Set exercise >> The data below should be printed in full, exactly, and without any of its images.

-- Start of Information shown --

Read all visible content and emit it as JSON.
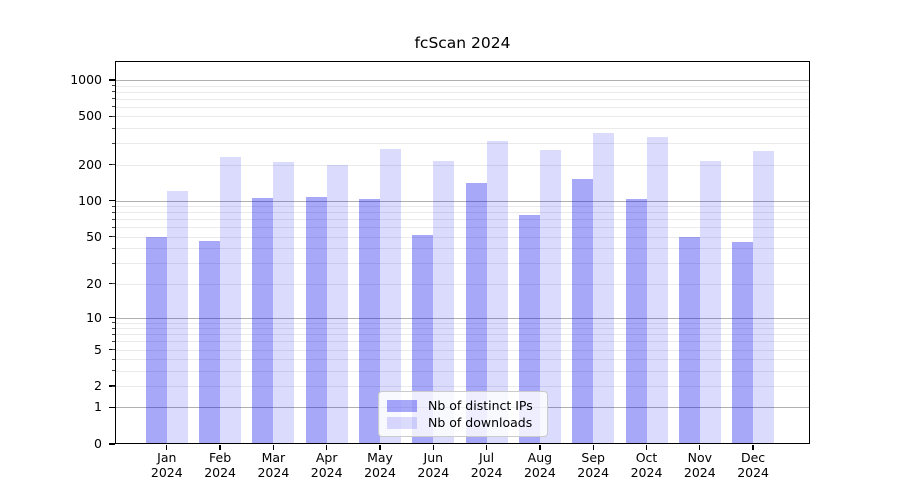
{
  "chart_data": {
    "type": "bar",
    "title": "fcScan 2024",
    "x": [
      "Jan",
      "Feb",
      "Mar",
      "Apr",
      "May",
      "Jun",
      "Jul",
      "Aug",
      "Sep",
      "Oct",
      "Nov",
      "Dec"
    ],
    "x_year_suffix": "2024",
    "series": [
      {
        "name": "Nb of distinct IPs",
        "color": "rgba(0,0,238,0.34)",
        "color_hex_on_white": "#a8a8f4",
        "values": [
          50,
          46,
          106,
          108,
          104,
          52,
          140,
          76,
          151,
          103,
          50,
          45
        ]
      },
      {
        "name": "Nb of downloads",
        "color": "rgba(0,0,238,0.14)",
        "color_hex_on_white": "#dcdcf9",
        "values": [
          121,
          232,
          209,
          200,
          270,
          214,
          313,
          264,
          362,
          340,
          216,
          259
        ]
      }
    ],
    "y_axis": {
      "scale": "log10(value+1)",
      "tick_values": [
        1000,
        500,
        200,
        100,
        50,
        20,
        10,
        5,
        2,
        1,
        0
      ],
      "major_grid_values": [
        1,
        10,
        100,
        1000
      ],
      "top_value": 1000,
      "ylim": [
        0,
        1400
      ]
    },
    "xlabel": "",
    "ylabel": "",
    "grid": true,
    "legend": {
      "position": "lower-center"
    },
    "colors": {
      "major_grid": "#b0b0b0",
      "minor_grid": "#eaeaea",
      "axis": "#000000",
      "background": "#ffffff",
      "text": "#000000"
    }
  }
}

-- End of Information shown --

Problem solution >>
Read all visible content and emit it as JSON.
{
  "chart_data": {
    "type": "bar",
    "title": "fcScan 2024",
    "x": [
      "Jan",
      "Feb",
      "Mar",
      "Apr",
      "May",
      "Jun",
      "Jul",
      "Aug",
      "Sep",
      "Oct",
      "Nov",
      "Dec"
    ],
    "x_year_suffix": "2024",
    "series": [
      {
        "name": "Nb of distinct IPs",
        "color": "rgba(0,0,238,0.34)",
        "color_hex_on_white": "#a8a8f4",
        "values": [
          50,
          46,
          106,
          108,
          104,
          52,
          140,
          76,
          151,
          103,
          50,
          45
        ]
      },
      {
        "name": "Nb of downloads",
        "color": "rgba(0,0,238,0.14)",
        "color_hex_on_white": "#dcdcf9",
        "values": [
          121,
          232,
          209,
          200,
          270,
          214,
          313,
          264,
          362,
          340,
          216,
          259
        ]
      }
    ],
    "y_axis": {
      "scale": "log10(value+1)",
      "tick_values": [
        1000,
        500,
        200,
        100,
        50,
        20,
        10,
        5,
        2,
        1,
        0
      ],
      "major_grid_values": [
        1,
        10,
        100,
        1000
      ],
      "top_value": 1000,
      "ylim": [
        0,
        1400
      ]
    },
    "xlabel": "",
    "ylabel": "",
    "grid": true,
    "legend": {
      "position": "lower-center"
    },
    "colors": {
      "major_grid": "#b0b0b0",
      "minor_grid": "#eaeaea",
      "axis": "#000000",
      "background": "#ffffff",
      "text": "#000000"
    }
  }
}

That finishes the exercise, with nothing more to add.